Collected data entries:
==========

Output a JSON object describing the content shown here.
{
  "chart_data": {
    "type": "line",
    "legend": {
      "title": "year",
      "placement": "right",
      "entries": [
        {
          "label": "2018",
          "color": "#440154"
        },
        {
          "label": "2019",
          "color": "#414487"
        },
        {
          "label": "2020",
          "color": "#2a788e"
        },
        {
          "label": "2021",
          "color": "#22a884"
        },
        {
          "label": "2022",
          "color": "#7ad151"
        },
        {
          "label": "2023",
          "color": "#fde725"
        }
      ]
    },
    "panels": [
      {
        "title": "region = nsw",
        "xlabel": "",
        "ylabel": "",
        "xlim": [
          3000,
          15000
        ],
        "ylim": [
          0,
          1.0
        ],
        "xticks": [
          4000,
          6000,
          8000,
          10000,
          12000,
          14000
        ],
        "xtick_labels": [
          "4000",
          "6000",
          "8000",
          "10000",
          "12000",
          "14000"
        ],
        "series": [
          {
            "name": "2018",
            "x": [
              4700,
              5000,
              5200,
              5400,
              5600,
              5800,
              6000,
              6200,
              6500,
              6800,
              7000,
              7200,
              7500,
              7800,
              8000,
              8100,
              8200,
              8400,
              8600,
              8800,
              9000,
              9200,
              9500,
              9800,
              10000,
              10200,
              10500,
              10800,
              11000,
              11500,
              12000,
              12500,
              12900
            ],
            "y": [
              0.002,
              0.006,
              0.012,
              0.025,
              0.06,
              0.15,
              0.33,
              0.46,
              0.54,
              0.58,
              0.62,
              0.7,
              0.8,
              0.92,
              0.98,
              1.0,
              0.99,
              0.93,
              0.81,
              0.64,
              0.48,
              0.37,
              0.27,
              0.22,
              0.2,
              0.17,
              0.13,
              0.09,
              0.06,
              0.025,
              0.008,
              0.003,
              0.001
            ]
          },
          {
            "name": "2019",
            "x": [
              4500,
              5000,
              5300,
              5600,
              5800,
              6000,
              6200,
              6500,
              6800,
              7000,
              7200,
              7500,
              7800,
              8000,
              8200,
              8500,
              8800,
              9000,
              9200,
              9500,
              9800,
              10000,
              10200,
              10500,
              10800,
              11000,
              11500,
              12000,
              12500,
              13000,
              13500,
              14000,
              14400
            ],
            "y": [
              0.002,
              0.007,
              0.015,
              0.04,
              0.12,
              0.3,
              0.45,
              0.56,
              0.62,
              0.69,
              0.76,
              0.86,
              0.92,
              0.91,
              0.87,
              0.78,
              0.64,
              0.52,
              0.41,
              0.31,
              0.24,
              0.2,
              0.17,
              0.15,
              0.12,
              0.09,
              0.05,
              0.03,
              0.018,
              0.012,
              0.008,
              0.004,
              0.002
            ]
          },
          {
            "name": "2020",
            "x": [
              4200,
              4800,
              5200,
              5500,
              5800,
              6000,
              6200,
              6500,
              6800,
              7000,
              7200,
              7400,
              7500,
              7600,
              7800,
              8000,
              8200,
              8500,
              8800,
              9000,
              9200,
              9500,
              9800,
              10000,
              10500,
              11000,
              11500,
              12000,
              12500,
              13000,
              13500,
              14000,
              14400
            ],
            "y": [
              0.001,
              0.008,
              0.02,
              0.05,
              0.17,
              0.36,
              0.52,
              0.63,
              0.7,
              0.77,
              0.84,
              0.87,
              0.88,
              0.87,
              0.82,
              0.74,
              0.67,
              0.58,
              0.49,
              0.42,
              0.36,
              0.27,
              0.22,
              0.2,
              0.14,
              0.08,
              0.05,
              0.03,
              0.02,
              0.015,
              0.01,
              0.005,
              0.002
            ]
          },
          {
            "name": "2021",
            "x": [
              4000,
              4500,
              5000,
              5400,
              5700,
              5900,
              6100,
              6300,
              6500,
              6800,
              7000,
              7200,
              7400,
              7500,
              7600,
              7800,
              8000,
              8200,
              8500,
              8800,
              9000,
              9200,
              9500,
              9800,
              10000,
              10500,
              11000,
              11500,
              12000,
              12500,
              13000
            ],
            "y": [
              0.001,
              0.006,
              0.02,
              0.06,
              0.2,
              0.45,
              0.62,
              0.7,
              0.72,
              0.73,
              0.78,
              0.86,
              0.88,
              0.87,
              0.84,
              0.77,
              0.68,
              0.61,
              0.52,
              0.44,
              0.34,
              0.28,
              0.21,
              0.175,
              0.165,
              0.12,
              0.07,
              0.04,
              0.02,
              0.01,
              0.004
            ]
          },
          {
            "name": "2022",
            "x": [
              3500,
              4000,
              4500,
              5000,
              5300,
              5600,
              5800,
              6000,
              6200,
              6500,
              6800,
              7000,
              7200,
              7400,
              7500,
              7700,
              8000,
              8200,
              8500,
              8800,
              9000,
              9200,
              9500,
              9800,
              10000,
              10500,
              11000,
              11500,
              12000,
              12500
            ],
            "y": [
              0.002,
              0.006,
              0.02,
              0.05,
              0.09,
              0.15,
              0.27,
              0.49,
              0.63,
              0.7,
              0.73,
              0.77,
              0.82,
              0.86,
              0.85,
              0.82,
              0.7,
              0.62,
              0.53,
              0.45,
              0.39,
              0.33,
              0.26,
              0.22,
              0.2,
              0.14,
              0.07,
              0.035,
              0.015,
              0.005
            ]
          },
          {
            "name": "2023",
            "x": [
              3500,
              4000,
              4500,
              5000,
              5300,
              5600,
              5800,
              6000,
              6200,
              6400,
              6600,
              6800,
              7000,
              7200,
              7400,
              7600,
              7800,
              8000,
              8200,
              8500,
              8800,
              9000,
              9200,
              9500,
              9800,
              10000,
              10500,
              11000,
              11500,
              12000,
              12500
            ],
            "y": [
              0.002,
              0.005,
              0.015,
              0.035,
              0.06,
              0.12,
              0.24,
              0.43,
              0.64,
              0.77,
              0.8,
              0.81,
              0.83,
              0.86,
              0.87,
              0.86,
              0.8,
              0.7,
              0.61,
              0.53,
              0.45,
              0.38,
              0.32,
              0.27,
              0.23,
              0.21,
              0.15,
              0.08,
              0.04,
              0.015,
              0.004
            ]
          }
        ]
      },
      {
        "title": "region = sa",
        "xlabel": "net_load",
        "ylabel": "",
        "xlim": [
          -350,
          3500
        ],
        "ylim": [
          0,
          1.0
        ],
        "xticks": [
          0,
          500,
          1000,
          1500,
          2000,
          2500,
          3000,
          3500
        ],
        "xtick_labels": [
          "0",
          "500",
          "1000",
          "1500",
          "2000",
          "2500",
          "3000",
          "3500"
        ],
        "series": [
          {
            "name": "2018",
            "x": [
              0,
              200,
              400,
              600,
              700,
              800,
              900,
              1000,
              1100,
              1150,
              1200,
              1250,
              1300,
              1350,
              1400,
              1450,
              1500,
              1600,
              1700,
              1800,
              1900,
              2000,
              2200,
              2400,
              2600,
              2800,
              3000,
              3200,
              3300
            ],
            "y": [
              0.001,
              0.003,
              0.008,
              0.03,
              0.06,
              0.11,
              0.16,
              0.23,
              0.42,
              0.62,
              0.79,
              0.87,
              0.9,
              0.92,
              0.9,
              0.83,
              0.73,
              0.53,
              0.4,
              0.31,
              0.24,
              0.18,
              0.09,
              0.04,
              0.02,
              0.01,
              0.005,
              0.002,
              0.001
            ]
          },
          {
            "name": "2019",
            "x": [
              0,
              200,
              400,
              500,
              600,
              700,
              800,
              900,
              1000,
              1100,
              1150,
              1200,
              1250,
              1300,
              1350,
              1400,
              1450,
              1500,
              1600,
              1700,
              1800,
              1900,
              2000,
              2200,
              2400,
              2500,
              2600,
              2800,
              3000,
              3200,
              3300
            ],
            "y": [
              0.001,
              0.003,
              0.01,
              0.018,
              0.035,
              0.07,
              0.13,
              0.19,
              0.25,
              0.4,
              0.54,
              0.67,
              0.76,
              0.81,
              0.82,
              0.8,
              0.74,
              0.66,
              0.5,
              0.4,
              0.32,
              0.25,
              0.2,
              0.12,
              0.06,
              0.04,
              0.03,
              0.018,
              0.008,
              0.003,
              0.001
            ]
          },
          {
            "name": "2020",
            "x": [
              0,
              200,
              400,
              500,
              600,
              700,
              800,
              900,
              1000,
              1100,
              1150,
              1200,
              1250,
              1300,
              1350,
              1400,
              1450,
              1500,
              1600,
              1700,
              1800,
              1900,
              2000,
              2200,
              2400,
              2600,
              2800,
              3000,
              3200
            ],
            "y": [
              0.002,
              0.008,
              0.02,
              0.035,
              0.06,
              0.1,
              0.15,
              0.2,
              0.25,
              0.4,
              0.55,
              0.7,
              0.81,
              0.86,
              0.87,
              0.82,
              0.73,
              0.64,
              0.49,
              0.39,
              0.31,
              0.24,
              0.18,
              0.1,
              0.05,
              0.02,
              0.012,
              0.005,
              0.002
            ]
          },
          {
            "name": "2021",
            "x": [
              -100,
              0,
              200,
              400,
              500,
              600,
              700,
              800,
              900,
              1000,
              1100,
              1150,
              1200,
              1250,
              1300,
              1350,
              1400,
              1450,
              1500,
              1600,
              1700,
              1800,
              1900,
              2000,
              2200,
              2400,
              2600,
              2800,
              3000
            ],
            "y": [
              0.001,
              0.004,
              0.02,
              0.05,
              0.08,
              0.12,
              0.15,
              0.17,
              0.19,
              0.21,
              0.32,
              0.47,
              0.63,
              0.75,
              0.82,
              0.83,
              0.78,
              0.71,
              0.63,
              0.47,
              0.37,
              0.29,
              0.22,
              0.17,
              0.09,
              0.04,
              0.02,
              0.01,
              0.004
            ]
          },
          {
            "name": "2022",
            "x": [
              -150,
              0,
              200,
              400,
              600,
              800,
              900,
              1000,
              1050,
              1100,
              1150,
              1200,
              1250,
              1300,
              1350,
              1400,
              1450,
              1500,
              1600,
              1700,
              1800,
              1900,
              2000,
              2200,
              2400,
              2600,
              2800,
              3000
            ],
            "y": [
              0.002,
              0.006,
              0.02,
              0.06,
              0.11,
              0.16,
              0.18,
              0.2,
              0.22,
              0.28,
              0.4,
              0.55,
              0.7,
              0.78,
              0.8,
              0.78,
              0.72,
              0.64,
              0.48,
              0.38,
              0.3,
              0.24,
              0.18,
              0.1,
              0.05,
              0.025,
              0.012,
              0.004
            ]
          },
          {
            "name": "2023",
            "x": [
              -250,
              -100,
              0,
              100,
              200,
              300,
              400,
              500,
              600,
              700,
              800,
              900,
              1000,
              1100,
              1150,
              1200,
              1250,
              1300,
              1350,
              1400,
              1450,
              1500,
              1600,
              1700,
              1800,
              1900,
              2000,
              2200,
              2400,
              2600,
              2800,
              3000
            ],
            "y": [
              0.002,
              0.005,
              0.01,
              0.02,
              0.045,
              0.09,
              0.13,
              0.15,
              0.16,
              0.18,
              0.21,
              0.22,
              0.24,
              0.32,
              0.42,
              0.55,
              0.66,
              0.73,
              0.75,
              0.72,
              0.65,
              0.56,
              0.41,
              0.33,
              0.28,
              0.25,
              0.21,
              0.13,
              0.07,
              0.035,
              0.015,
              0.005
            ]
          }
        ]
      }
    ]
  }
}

==========

Copy out each line that contains the word "color".

▶ Complete response:
          "color": "#440154"
          "color": "#414487"
          "color": "#2a788e"
          "color": "#22a884"
          "color": "#7ad151"
          "color": "#fde725"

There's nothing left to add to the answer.